Exercise requirements » Copy out every line containing the word "Banking".

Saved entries
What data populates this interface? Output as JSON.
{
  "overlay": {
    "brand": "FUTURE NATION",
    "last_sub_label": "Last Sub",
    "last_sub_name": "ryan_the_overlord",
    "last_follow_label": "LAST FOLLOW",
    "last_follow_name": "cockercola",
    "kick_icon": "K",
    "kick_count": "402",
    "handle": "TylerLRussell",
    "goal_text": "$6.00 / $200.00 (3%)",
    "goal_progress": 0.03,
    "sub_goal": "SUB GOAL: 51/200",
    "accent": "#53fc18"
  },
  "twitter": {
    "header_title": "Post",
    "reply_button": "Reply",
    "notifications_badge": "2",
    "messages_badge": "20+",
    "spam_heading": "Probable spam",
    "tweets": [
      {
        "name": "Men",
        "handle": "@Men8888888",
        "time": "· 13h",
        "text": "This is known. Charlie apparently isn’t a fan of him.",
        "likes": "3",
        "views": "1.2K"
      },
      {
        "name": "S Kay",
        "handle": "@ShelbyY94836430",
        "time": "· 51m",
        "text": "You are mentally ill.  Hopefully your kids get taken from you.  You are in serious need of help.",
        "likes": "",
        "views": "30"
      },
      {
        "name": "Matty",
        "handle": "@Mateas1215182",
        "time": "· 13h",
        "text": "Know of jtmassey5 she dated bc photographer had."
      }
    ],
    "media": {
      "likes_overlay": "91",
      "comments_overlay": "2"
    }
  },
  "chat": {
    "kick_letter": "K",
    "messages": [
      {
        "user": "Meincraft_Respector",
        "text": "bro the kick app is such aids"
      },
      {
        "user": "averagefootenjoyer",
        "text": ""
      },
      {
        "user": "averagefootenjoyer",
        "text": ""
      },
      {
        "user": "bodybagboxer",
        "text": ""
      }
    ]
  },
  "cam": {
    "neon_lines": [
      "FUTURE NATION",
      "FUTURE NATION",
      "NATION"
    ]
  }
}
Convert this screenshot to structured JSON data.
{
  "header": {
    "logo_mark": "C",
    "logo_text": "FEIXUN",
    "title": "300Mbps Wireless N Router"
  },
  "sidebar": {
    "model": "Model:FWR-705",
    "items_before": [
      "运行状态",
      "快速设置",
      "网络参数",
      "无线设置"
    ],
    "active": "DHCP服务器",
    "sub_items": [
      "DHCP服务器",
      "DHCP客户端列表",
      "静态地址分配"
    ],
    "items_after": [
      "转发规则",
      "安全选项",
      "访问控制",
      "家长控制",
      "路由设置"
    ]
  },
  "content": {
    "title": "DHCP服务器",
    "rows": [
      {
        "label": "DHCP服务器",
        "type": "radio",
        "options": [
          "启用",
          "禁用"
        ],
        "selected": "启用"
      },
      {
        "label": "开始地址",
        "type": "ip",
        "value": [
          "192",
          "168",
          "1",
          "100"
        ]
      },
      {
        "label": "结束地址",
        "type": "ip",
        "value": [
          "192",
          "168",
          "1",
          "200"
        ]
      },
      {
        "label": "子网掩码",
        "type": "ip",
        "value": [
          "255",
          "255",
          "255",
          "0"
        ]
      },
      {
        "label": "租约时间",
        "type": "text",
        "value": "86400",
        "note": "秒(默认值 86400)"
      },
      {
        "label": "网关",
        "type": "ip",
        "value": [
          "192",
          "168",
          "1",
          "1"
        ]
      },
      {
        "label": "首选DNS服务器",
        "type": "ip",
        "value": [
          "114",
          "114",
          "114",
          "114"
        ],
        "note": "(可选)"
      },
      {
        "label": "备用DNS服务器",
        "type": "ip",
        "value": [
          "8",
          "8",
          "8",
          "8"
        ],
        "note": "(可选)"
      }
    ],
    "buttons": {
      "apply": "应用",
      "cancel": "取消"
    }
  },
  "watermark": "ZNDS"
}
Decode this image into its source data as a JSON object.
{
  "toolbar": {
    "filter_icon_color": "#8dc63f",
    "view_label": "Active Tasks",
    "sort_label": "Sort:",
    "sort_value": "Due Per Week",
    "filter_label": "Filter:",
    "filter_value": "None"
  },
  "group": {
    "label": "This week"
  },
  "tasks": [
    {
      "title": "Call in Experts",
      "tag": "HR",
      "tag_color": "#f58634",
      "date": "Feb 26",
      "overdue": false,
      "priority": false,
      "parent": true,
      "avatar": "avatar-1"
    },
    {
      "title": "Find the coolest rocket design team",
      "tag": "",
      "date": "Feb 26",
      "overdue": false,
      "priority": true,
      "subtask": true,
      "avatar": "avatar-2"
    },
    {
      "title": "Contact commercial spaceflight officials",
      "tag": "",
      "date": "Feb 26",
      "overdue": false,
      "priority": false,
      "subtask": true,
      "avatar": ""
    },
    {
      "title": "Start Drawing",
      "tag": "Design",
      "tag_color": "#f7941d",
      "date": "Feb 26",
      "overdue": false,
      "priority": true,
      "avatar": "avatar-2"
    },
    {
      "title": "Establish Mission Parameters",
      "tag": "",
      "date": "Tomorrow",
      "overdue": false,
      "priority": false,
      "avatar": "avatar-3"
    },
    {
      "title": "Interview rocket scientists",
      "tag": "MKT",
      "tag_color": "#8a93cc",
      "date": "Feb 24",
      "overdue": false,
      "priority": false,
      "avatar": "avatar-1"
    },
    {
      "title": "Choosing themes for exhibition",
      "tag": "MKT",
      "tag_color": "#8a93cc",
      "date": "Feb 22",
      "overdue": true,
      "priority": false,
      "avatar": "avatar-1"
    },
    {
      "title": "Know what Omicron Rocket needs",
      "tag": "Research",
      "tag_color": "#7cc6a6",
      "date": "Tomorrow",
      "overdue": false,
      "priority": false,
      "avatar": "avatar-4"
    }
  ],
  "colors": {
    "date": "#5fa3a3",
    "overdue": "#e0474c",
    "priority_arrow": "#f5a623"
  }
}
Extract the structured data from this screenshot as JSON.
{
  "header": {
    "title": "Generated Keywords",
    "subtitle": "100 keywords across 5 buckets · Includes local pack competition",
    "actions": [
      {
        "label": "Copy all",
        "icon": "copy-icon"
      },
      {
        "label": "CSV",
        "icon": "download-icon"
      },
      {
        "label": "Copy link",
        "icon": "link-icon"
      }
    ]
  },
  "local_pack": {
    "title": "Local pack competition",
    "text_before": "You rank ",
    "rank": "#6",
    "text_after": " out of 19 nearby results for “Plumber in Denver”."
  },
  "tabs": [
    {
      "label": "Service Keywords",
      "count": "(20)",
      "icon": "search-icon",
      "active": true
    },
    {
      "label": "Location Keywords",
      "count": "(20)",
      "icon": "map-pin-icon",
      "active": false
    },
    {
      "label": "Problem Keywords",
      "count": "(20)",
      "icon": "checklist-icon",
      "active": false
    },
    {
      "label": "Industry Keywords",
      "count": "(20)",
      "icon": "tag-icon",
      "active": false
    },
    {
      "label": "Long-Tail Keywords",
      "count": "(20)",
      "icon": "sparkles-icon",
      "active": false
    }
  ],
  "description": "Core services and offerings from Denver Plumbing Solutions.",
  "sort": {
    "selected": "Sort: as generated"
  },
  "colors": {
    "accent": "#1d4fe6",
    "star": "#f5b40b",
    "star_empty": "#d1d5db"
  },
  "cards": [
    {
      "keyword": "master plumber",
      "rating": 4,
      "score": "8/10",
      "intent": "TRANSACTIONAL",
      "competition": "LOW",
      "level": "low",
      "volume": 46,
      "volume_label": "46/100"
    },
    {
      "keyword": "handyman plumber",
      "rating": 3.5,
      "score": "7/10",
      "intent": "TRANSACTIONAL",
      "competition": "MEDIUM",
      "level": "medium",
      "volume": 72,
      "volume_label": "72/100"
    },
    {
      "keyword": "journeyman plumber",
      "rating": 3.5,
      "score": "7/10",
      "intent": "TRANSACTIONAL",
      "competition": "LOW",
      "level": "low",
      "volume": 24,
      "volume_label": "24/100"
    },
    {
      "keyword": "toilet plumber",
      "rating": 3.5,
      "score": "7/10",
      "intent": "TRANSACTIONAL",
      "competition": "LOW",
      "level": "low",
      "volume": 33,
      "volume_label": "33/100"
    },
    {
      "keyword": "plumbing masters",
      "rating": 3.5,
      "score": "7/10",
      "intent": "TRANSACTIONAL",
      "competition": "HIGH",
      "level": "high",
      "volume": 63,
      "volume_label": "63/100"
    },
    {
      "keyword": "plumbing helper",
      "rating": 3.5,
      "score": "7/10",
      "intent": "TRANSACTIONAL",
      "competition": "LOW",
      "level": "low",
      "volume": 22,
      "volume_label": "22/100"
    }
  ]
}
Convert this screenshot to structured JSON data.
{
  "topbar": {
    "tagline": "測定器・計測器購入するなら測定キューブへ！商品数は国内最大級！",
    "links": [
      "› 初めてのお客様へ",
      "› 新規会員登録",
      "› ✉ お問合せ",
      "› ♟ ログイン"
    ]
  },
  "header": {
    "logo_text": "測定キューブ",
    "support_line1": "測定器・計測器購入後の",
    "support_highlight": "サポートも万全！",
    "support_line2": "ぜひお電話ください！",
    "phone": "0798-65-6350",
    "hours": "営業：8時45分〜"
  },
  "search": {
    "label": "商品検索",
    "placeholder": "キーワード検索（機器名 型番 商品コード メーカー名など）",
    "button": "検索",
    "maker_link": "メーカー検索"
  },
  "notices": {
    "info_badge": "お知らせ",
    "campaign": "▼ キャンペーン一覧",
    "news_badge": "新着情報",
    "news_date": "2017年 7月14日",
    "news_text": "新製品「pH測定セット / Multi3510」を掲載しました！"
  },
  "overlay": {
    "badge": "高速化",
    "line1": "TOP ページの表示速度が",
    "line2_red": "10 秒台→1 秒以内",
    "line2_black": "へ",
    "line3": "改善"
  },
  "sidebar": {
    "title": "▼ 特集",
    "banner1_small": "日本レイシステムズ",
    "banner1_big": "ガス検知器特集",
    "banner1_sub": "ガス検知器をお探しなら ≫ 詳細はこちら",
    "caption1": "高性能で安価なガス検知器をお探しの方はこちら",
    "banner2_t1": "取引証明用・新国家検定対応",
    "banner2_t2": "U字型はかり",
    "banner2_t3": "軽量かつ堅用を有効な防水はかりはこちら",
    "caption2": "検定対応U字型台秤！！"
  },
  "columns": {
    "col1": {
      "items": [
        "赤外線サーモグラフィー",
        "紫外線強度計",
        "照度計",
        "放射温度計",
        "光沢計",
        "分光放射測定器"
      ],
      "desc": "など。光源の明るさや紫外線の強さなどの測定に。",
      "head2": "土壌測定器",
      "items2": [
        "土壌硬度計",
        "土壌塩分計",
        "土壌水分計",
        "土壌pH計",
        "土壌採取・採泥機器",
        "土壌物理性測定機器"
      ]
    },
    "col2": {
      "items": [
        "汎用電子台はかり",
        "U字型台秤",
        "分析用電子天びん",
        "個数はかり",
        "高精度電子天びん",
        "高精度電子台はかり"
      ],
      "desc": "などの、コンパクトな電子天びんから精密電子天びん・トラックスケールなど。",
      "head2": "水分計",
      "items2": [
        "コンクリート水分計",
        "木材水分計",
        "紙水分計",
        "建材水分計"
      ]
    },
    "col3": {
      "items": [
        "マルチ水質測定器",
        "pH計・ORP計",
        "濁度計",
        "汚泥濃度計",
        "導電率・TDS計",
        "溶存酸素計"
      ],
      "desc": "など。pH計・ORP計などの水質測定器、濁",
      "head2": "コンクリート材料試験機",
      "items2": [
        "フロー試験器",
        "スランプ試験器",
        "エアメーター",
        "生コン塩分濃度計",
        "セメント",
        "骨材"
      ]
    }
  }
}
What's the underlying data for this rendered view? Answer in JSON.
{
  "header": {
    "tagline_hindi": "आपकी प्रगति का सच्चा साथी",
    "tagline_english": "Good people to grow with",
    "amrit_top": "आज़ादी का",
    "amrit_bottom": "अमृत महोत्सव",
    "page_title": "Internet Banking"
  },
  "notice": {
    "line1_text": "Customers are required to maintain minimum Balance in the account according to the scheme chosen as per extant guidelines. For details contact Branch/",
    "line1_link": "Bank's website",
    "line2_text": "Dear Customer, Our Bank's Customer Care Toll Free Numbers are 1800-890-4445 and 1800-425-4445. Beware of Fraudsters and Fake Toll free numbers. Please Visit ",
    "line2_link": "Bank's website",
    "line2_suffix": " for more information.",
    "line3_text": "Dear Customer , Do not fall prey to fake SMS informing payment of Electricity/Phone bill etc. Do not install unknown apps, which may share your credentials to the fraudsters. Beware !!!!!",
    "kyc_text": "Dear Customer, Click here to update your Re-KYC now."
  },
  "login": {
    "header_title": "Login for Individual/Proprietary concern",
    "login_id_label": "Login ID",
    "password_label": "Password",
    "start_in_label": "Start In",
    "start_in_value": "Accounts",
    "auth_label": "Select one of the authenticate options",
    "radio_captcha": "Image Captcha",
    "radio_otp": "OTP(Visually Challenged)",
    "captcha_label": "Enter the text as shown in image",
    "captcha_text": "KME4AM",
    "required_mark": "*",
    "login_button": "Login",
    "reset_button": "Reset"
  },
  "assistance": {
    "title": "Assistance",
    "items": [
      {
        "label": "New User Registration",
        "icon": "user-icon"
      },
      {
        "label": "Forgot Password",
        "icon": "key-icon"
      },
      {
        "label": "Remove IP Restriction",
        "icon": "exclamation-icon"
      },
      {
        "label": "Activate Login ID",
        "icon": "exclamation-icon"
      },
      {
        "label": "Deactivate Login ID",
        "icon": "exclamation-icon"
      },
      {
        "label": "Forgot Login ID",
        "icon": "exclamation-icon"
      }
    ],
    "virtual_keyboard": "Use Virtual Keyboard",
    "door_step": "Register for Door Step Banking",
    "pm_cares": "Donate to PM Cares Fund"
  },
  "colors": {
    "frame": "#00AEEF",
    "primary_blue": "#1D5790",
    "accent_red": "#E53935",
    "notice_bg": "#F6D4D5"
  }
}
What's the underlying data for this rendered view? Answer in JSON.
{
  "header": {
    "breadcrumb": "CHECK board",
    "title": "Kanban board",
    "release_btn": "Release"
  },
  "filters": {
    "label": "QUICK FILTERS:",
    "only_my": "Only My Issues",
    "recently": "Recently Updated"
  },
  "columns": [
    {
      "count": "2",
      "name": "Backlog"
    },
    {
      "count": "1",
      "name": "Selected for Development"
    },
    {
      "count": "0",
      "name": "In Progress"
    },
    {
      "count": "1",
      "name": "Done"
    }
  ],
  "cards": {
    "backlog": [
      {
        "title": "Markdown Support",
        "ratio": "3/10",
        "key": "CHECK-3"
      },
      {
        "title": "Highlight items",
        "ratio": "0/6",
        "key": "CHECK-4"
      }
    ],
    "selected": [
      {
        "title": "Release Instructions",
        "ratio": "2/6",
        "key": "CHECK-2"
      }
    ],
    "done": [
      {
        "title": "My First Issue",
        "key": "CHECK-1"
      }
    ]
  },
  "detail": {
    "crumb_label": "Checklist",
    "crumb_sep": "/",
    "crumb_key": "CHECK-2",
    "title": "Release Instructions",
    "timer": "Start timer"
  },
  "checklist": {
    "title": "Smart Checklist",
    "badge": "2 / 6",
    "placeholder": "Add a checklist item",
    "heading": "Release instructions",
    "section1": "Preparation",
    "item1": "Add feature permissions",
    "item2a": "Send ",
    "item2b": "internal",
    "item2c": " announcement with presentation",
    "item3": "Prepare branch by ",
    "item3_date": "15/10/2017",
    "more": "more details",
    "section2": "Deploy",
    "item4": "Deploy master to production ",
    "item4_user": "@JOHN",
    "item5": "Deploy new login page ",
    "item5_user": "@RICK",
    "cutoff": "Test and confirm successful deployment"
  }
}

Exercise result »
    "page_title": "Internet Banking"
    "door_step": "Register for Door Step Banking",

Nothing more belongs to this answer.